---------- Brano

Ora questa triste vicenda ha un futuro mediatico, dei tipo riservato ai casi di Elena Ceste o Gloria rosboch,  solo se Dimitri Fricano continuerà a sostenere di essere stato aggredito dai tre rapinatori o se gli inquirenti non riusciranno a ricostruire in fretta quanto veramente accaduto. Se così fosse, il caso diventerà oggetto di un assalto dello stesso tipo avvenuto ad Asti per il delitto Ceste, a Pisa per la scomparsa di Francesca Ragusa, a Torino per la morte di Gloria Rosboch, il cui assassino, proprio in queste ore, è stato riconosciuto sano di mente dai periti del Tribunale. E' un meccanismo che non tutti riescono a interpretare in modo corretto. Il punto fondamentale è quello di un'incertezza sugli autori o l'autore del delitto, seguono i fattori collaterali. Lo stato sociale dei protagonisti, l'età, la bellezza, gli elementi passionali. Se così fosse, il delitto di San Teodoro resterà sotto i riflettori per mesi. Resta l'immenso dolore dei genitori e dei familiari e dei due ragazzi. L'autopsia del cadavere di Erika, effettuata dal medico legale Stefano Vingioni, non ha ancora dato risposte precise sui dubbi che gravano ancora sulla dinamica del delitto. Le prossime ore saranno decisive.
"Non può essere lui"

--------------------
---------- Dati forniti

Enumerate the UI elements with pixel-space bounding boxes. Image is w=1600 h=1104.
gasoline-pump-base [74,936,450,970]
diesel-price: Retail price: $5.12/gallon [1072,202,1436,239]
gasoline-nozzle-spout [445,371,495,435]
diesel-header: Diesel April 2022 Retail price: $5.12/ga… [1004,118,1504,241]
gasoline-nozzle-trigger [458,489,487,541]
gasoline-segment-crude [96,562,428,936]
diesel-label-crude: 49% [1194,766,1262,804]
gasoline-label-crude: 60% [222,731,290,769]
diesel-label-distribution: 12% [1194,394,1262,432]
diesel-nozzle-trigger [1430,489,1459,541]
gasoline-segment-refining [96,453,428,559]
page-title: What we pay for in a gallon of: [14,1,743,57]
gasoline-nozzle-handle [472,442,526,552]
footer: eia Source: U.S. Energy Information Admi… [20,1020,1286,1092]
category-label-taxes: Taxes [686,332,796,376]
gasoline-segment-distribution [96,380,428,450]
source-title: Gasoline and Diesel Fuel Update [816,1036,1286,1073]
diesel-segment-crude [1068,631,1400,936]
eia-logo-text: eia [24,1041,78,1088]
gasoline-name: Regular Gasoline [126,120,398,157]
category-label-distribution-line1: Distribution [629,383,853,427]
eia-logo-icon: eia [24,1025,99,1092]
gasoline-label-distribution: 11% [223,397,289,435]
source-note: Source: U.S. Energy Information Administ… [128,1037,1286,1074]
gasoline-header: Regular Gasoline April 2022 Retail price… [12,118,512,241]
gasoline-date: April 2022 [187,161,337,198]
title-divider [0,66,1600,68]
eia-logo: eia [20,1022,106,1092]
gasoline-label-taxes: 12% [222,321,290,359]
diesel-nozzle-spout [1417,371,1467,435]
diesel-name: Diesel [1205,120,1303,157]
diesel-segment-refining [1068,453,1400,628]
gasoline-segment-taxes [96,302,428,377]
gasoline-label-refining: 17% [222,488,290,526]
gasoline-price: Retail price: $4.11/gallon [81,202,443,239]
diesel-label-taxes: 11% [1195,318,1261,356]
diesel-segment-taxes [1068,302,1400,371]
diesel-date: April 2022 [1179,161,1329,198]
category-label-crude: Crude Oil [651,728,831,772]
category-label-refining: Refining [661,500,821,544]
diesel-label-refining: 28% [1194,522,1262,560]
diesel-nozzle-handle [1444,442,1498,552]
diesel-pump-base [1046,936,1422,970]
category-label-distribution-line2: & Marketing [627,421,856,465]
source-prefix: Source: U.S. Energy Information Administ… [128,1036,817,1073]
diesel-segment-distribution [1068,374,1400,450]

--------------------

● Domande
1. Rispondi alle domande sul brano sul delitto di San Teodoro.
(a) Chi ha effettuato l'autopsia del cadavere di Erika?
(b) In quale città c'è stato l'assalto mediatico per la scomparsa di Francesca Ragusa?
(c) Che cosa hanno stabilito i periti del Tribunale sull'assassino di Gloria Rosboch?
2. Prosegui il brano sul delitto di San Teodoro partendo dalla sua ultima riga.
Le voci riportate non sono necessarie.

● Risposte
1.
(a) Il medico legale Stefano Vingioni.
(b) A Pisa.
(c) Lo hanno riconosciuto sano di mente.

2.
"Sono stati aggrediti da un estraneo, non può essere stato lui", racconta Donatella Borille, insieme al marito Alberto Recanzone ospitava la coppia. Intervistata da Pomeriggio Cinque, ha confermato la versione di Fricano: "Io sono uscita pochi minuti prima che accadesse tutto Dimitri doveva uscire per prendere le sigarette, poi l'ho salutato per andare a lavorare e da lì non l'ho più visto. Ci ha raccontato che è tornato a casa per andare in bagno, lì ha sentito dei rumori e quando è uscito ha visto Erika a terra già ferita. L'aggressione, secondo lui, è avvenuta per mano di un uomo scuro di carnagione con i capelli rasati. Questa persona è entrata in casa e lo ha colpito alla testa con una pietra. Dimitri ci ha detto che dalla villetta è sparito il suo Rolex e un borsellino con 500 euro". Ed Erika? "La amavo, non avrei mai potuto fargli del male".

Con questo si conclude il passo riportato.